--- Stated exercise A ---
Rewrite the part of the post on the stove's draft trouble that begins with "I went to the" and ends with "at -.03 now.", putting "blower" wherever "inducer" appears.
--- Stated exercise B ---
Answer these questions about the post on the stove's draft trouble, using only what it states.
(i) To what temperature had it warmed up outside?
(ii) For about how long was the flue pipe draft inducer run?
(iii) At what reading is the draft settling now?
--- Stated exercise C ---
Carry the post on the stove's draft trouble further, picking up after its final sentence.

--- Excerpt to read ---
** BEGIN **

Well, last night I got caught pushing the limits a little too hard. I woke up this morning with my remote BBQ alarm sounding with a low pipe temp of 140 degrees. I grabbed the cell phone also on my night stand, tapped the IP cam app and saw my draft was just a hair on the wrong side of zero. :o Yep, it had warmed up to 40 degrees outside from 32 the night before and I had all the right conditions for a drafting flatline.. Primary air set for a low slow burn, secondaries at 10%, my exhaust diverter door closed (indirect mode) and my basement vents that let outside air come in, were closed.

I went to the basement and could smell a hint of sulfur. I opened the ash pan door, clicked on the flue pipe draft inducer, opened the secondary air and opened the exhaust diverter door and got things moving in the right direction. I only ran the inducer for about a full two minutes, after that the draft was maintaining it's proper course on it's own. I left the ash pan door open for about 5 minutes letting the pipe temp run up to 250 degrees. After closing it, I left the secondaries open at 100% and the exhaust diverter door open and I didn't change the primary air setting. Draft is settling at -.03 now.

** END **

--- Data ---
** BEGIN **

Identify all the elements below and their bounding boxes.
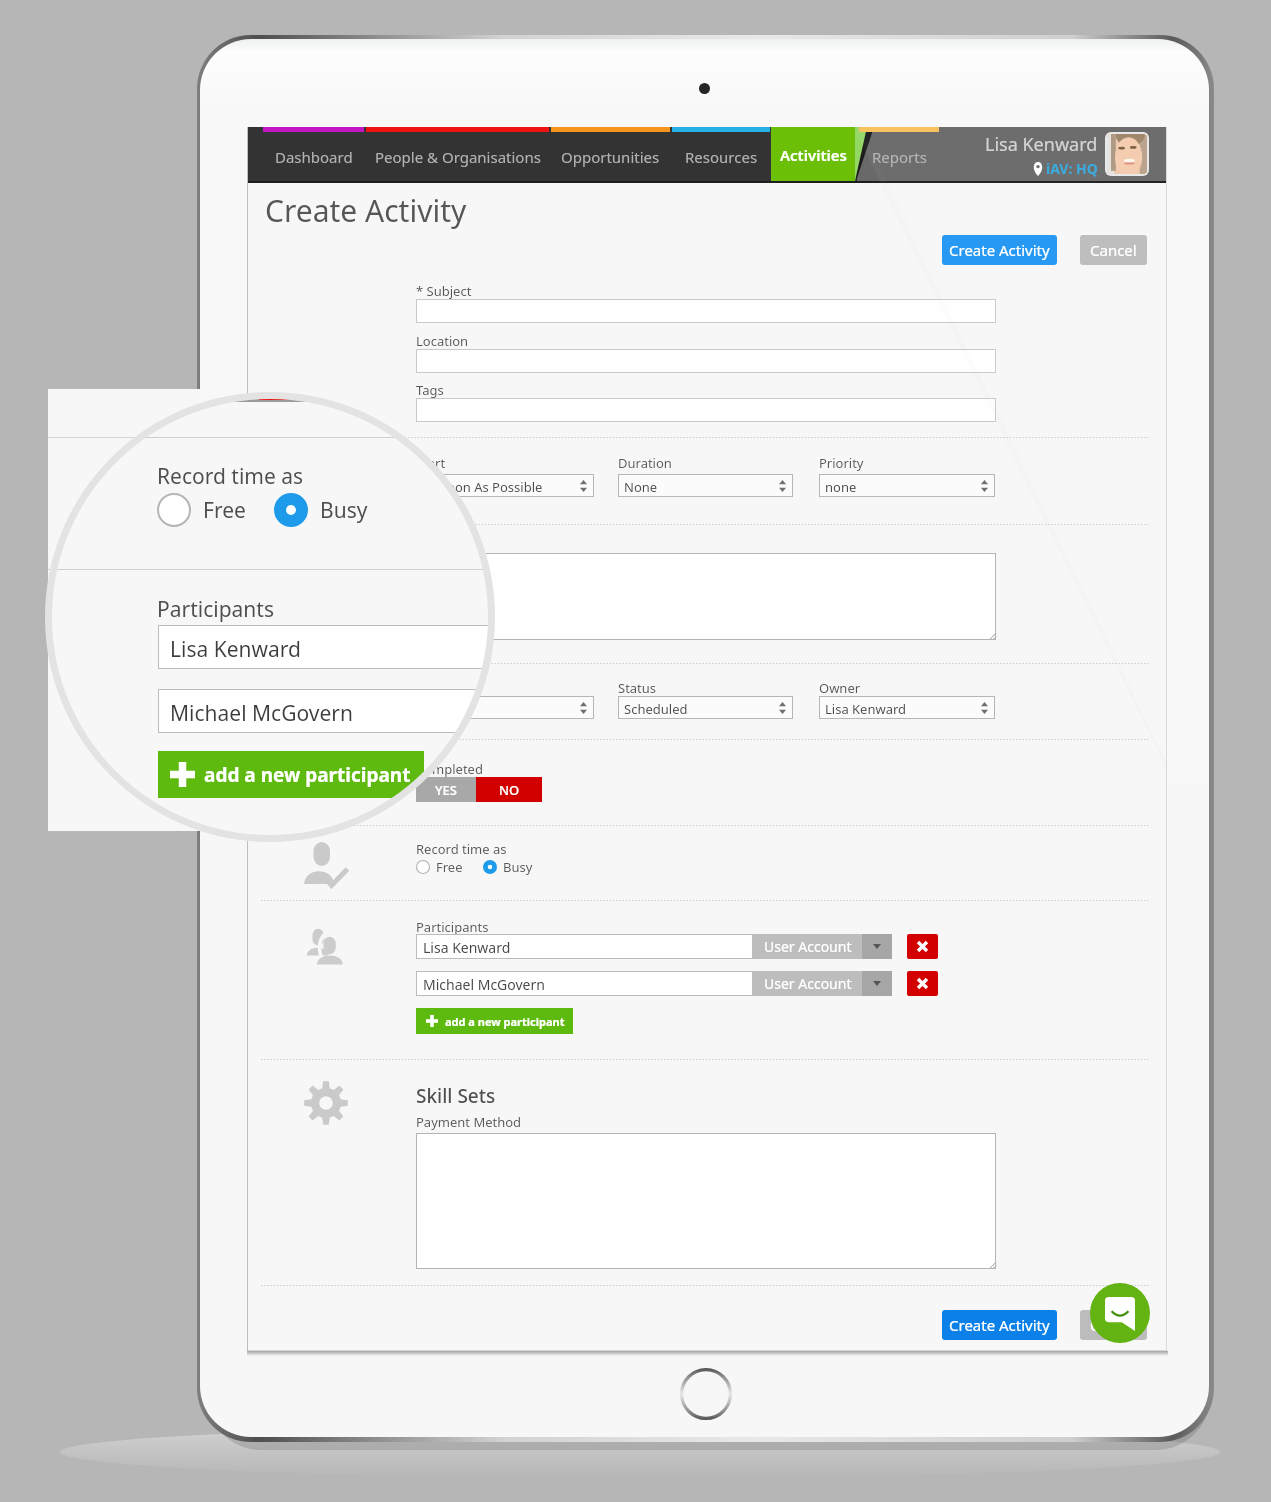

** END **

--- Output A ---
I went to the basement and could smell a hint of sulfur. I opened the ash pan door, clicked on the flue pipe draft blower, opened the secondary air and opened the exhaust diverter door and got things moving in the right direction. I only ran the blower for about a full two minutes, after that the draft was maintaining it's proper course on it's own. I left the ash pan door open for about 5 minutes letting the pipe temp run up to 250 degrees. After closing it, I left the secondaries open at 100% and the exhaust diverter door open and I didn't change the primary air setting. Draft is settling at -.03 now.

--- Output B ---
(i) 40 degrees, up from 32 the night before.
(ii) About two minutes.
(iii) -.03

--- Output C ---
On my set up, the flue pipe temp plummets when the draft fails so its a pretty good indicator when I have a draft failure. By the time I got down to the basement (a matter of 5 minutes), it had fallen from 140 degrees to 132.

It seems the exhaust diverter is doing a little too good of a job making the furnace transfer heat instead of it going up the chimney. I haven't had a draft fail this year before installing it. With the mild temps outside, I should have either had it open or had more secondary air going thru the fire box, or both..

Also noted, my temperature spread between stove and pipe is pretty disgusting with the diverter door open and the secondary air open. Currently seeing about a 45 degrees spread :lol: , at the time of draft fail this morning it was around a 100 degree spread.

CO alarms didn't register any CO in the house. All is good now. But if I hadn't been home, the wife would have been pissed if I had to walk her thru all that process of reestablishing the draft! I know better now to make sure I have adequate secondary air set for conditions outside.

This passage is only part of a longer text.